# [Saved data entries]
■ ■ ■ ■ ■
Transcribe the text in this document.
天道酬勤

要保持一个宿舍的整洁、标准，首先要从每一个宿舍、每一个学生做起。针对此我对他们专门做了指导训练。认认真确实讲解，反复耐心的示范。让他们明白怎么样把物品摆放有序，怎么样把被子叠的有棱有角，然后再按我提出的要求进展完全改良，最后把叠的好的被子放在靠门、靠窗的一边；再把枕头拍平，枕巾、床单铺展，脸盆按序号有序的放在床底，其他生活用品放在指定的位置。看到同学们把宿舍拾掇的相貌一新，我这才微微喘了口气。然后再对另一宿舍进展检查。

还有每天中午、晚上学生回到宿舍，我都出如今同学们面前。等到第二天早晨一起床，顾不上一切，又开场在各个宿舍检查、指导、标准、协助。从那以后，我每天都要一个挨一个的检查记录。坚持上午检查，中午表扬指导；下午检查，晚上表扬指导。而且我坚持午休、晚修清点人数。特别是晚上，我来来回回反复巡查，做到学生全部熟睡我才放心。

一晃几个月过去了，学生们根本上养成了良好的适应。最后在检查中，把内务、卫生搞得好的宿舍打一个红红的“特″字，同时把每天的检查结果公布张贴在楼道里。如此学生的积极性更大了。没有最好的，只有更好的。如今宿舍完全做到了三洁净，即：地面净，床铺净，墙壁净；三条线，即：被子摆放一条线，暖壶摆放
■ ■ ■ ■ ■
# [AIM OF THE EXERCISE]
Return the entries above exactly as they appear.

# [EXERCISE OUTPUT]
Transcribe the text in this document.
天道酬勤

要保持一个宿舍的整洁、标准，首先要从每一个宿舍、每一个学生做起。针对此我对他们专门做了指导训练。认认真确实讲解，反复耐心的示范。让他们明白怎么样把物品摆放有序，怎么样把被子叠的有棱有角，然后再按我提出的要求进展完全改良，最后把叠的好的被子放在靠门、靠窗的一边；再把枕头拍平，枕巾、床单铺展，脸盆按序号有序的放在床底，其他生活用品放在指定的位置。看到同学们把宿舍拾掇的相貌一新，我这才微微喘了口气。然后再对另一宿舍进展检查。

还有每天中午、晚上学生回到宿舍，我都出如今同学们面前。等到第二天早晨一起床，顾不上一切，又开场在各个宿舍检查、指导、标准、协助。从那以后，我每天都要一个挨一个的检查记录。坚持上午检查，中午表扬指导；下午检查，晚上表扬指导。而且我坚持午休、晚修清点人数。特别是晚上，我来来回回反复巡查，做到学生全部熟睡我才放心。

一晃几个月过去了，学生们根本上养成了良好的适应。最后在检查中，把内务、卫生搞得好的宿舍打一个红红的“特″字，同时把每天的检查结果公布张贴在楼道里。如此学生的积极性更大了。没有最好的，只有更好的。如今宿舍完全做到了三洁净，即：地面净，床铺净，墙壁净；三条线，即：被子摆放一条线，暖壶摆放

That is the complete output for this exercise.